Leave out the pictures and repeat everything else in the records exactly.
# START OF Data entries
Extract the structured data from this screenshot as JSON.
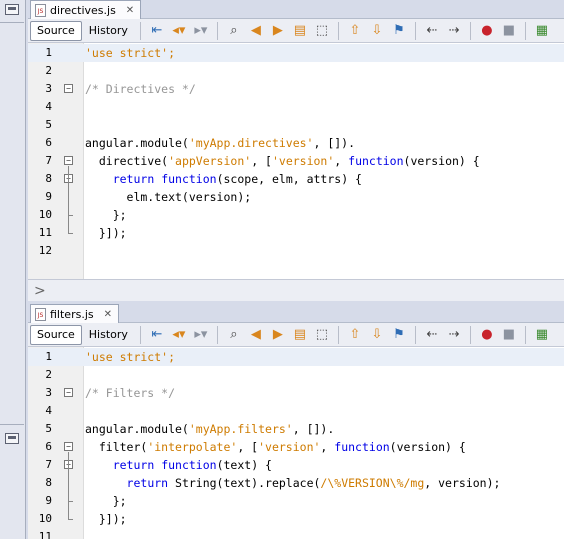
{
  "editor_top": {
    "file_tab": "directives.js",
    "views": {
      "source": "Source",
      "history": "History"
    },
    "code": [
      {
        "n": "1",
        "tokens": [
          {
            "t": "'use strict';",
            "c": "str"
          }
        ],
        "hl": true
      },
      {
        "n": "2",
        "tokens": []
      },
      {
        "n": "3",
        "tokens": [
          {
            "t": "/* Directives */",
            "c": "cm"
          }
        ],
        "fold": "start"
      },
      {
        "n": "4",
        "tokens": []
      },
      {
        "n": "5",
        "tokens": []
      },
      {
        "n": "6",
        "tokens": [
          {
            "t": "angular.module(",
            "c": "plain"
          },
          {
            "t": "'myApp.directives'",
            "c": "str"
          },
          {
            "t": ", []).",
            "c": "plain"
          }
        ]
      },
      {
        "n": "7",
        "tokens": [
          {
            "t": "  directive(",
            "c": "plain"
          },
          {
            "t": "'appVersion'",
            "c": "str"
          },
          {
            "t": ", [",
            "c": "plain"
          },
          {
            "t": "'version'",
            "c": "str"
          },
          {
            "t": ", ",
            "c": "plain"
          },
          {
            "t": "function",
            "c": "kw"
          },
          {
            "t": "(version) {",
            "c": "plain"
          }
        ],
        "fold": "start"
      },
      {
        "n": "8",
        "tokens": [
          {
            "t": "    ",
            "c": "plain"
          },
          {
            "t": "return",
            "c": "kw"
          },
          {
            "t": " ",
            "c": "plain"
          },
          {
            "t": "function",
            "c": "kw"
          },
          {
            "t": "(scope, elm, attrs) {",
            "c": "plain"
          }
        ],
        "fold": "start"
      },
      {
        "n": "9",
        "tokens": [
          {
            "t": "      elm.text(version);",
            "c": "plain"
          }
        ]
      },
      {
        "n": "10",
        "tokens": [
          {
            "t": "    };",
            "c": "plain"
          }
        ],
        "fold": "end"
      },
      {
        "n": "11",
        "tokens": [
          {
            "t": "  }]);",
            "c": "plain"
          }
        ],
        "fold": "end"
      },
      {
        "n": "12",
        "tokens": []
      }
    ]
  },
  "editor_bottom": {
    "file_tab": "filters.js",
    "views": {
      "source": "Source",
      "history": "History"
    },
    "code": [
      {
        "n": "1",
        "tokens": [
          {
            "t": "'use strict';",
            "c": "str"
          }
        ],
        "hl": true
      },
      {
        "n": "2",
        "tokens": []
      },
      {
        "n": "3",
        "tokens": [
          {
            "t": "/* Filters */",
            "c": "cm"
          }
        ],
        "fold": "start"
      },
      {
        "n": "4",
        "tokens": []
      },
      {
        "n": "5",
        "tokens": [
          {
            "t": "angular.module(",
            "c": "plain"
          },
          {
            "t": "'myApp.filters'",
            "c": "str"
          },
          {
            "t": ", []).",
            "c": "plain"
          }
        ]
      },
      {
        "n": "6",
        "tokens": [
          {
            "t": "  filter(",
            "c": "plain"
          },
          {
            "t": "'interpolate'",
            "c": "str"
          },
          {
            "t": ", [",
            "c": "plain"
          },
          {
            "t": "'version'",
            "c": "str"
          },
          {
            "t": ", ",
            "c": "plain"
          },
          {
            "t": "function",
            "c": "kw"
          },
          {
            "t": "(version) {",
            "c": "plain"
          }
        ],
        "fold": "start"
      },
      {
        "n": "7",
        "tokens": [
          {
            "t": "    ",
            "c": "plain"
          },
          {
            "t": "return",
            "c": "kw"
          },
          {
            "t": " ",
            "c": "plain"
          },
          {
            "t": "function",
            "c": "kw"
          },
          {
            "t": "(text) {",
            "c": "plain"
          }
        ],
        "fold": "start"
      },
      {
        "n": "8",
        "tokens": [
          {
            "t": "      ",
            "c": "plain"
          },
          {
            "t": "return",
            "c": "kw"
          },
          {
            "t": " String(text).replace(",
            "c": "plain"
          },
          {
            "t": "/\\%VERSION\\%/mg",
            "c": "str"
          },
          {
            "t": ", version);",
            "c": "plain"
          }
        ]
      },
      {
        "n": "9",
        "tokens": [
          {
            "t": "    };",
            "c": "plain"
          }
        ],
        "fold": "end"
      },
      {
        "n": "10",
        "tokens": [
          {
            "t": "  }]);",
            "c": "plain"
          }
        ],
        "fold": "end"
      },
      {
        "n": "11",
        "tokens": []
      }
    ]
  },
  "toolbar_icons": [
    "last-edit-icon",
    "back-icon",
    "forward-icon",
    "find-icon",
    "find-prev-icon",
    "find-next-icon",
    "toggle-highlight-icon",
    "select-icon",
    "prev-bookmark-icon",
    "next-bookmark-icon",
    "toggle-bookmark-icon",
    "shift-left-icon",
    "shift-right-icon",
    "record-macro-icon",
    "stop-macro-icon",
    "comment-icon"
  ],
  "colors": {
    "string": "#ce7b00",
    "keyword": "#0000e6",
    "comment": "#969696",
    "highlight_line": "#e9eff8"
  }
}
# END OF Data entries
▶ Correct response
Extract the structured data from this screenshot as JSON.
{
  "editor_top": {
    "file_tab": "directives.js",
    "views": {
      "source": "Source",
      "history": "History"
    },
    "code": [
      {
        "n": "1",
        "tokens": [
          {
            "t": "'use strict';",
            "c": "str"
          }
        ],
        "hl": true
      },
      {
        "n": "2",
        "tokens": []
      },
      {
        "n": "3",
        "tokens": [
          {
            "t": "/* Directives */",
            "c": "cm"
          }
        ],
        "fold": "start"
      },
      {
        "n": "4",
        "tokens": []
      },
      {
        "n": "5",
        "tokens": []
      },
      {
        "n": "6",
        "tokens": [
          {
            "t": "angular.module(",
            "c": "plain"
          },
          {
            "t": "'myApp.directives'",
            "c": "str"
          },
          {
            "t": ", []).",
            "c": "plain"
          }
        ]
      },
      {
        "n": "7",
        "tokens": [
          {
            "t": "  directive(",
            "c": "plain"
          },
          {
            "t": "'appVersion'",
            "c": "str"
          },
          {
            "t": ", [",
            "c": "plain"
          },
          {
            "t": "'version'",
            "c": "str"
          },
          {
            "t": ", ",
            "c": "plain"
          },
          {
            "t": "function",
            "c": "kw"
          },
          {
            "t": "(version) {",
            "c": "plain"
          }
        ],
        "fold": "start"
      },
      {
        "n": "8",
        "tokens": [
          {
            "t": "    ",
            "c": "plain"
          },
          {
            "t": "return",
            "c": "kw"
          },
          {
            "t": " ",
            "c": "plain"
          },
          {
            "t": "function",
            "c": "kw"
          },
          {
            "t": "(scope, elm, attrs) {",
            "c": "plain"
          }
        ],
        "fold": "start"
      },
      {
        "n": "9",
        "tokens": [
          {
            "t": "      elm.text(version);",
            "c": "plain"
          }
        ]
      },
      {
        "n": "10",
        "tokens": [
          {
            "t": "    };",
            "c": "plain"
          }
        ],
        "fold": "end"
      },
      {
        "n": "11",
        "tokens": [
          {
            "t": "  }]);",
            "c": "plain"
          }
        ],
        "fold": "end"
      },
      {
        "n": "12",
        "tokens": []
      }
    ]
  },
  "editor_bottom": {
    "file_tab": "filters.js",
    "views": {
      "source": "Source",
      "history": "History"
    },
    "code": [
      {
        "n": "1",
        "tokens": [
          {
            "t": "'use strict';",
            "c": "str"
          }
        ],
        "hl": true
      },
      {
        "n": "2",
        "tokens": []
      },
      {
        "n": "3",
        "tokens": [
          {
            "t": "/* Filters */",
            "c": "cm"
          }
        ],
        "fold": "start"
      },
      {
        "n": "4",
        "tokens": []
      },
      {
        "n": "5",
        "tokens": [
          {
            "t": "angular.module(",
            "c": "plain"
          },
          {
            "t": "'myApp.filters'",
            "c": "str"
          },
          {
            "t": ", []).",
            "c": "plain"
          }
        ]
      },
      {
        "n": "6",
        "tokens": [
          {
            "t": "  filter(",
            "c": "plain"
          },
          {
            "t": "'interpolate'",
            "c": "str"
          },
          {
            "t": ", [",
            "c": "plain"
          },
          {
            "t": "'version'",
            "c": "str"
          },
          {
            "t": ", ",
            "c": "plain"
          },
          {
            "t": "function",
            "c": "kw"
          },
          {
            "t": "(version) {",
            "c": "plain"
          }
        ],
        "fold": "start"
      },
      {
        "n": "7",
        "tokens": [
          {
            "t": "    ",
            "c": "plain"
          },
          {
            "t": "return",
            "c": "kw"
          },
          {
            "t": " ",
            "c": "plain"
          },
          {
            "t": "function",
            "c": "kw"
          },
          {
            "t": "(text) {",
            "c": "plain"
          }
        ],
        "fold": "start"
      },
      {
        "n": "8",
        "tokens": [
          {
            "t": "      ",
            "c": "plain"
          },
          {
            "t": "return",
            "c": "kw"
          },
          {
            "t": " String(text).replace(",
            "c": "plain"
          },
          {
            "t": "/\\%VERSION\\%/mg",
            "c": "str"
          },
          {
            "t": ", version);",
            "c": "plain"
          }
        ]
      },
      {
        "n": "9",
        "tokens": [
          {
            "t": "    };",
            "c": "plain"
          }
        ],
        "fold": "end"
      },
      {
        "n": "10",
        "tokens": [
          {
            "t": "  }]);",
            "c": "plain"
          }
        ],
        "fold": "end"
      },
      {
        "n": "11",
        "tokens": []
      }
    ]
  },
  "toolbar_icons": [
    "last-edit-icon",
    "back-icon",
    "forward-icon",
    "find-icon",
    "find-prev-icon",
    "find-next-icon",
    "toggle-highlight-icon",
    "select-icon",
    "prev-bookmark-icon",
    "next-bookmark-icon",
    "toggle-bookmark-icon",
    "shift-left-icon",
    "shift-right-icon",
    "record-macro-icon",
    "stop-macro-icon",
    "comment-icon"
  ],
  "colors": {
    "string": "#ce7b00",
    "keyword": "#0000e6",
    "comment": "#969696",
    "highlight_line": "#e9eff8"
  }
}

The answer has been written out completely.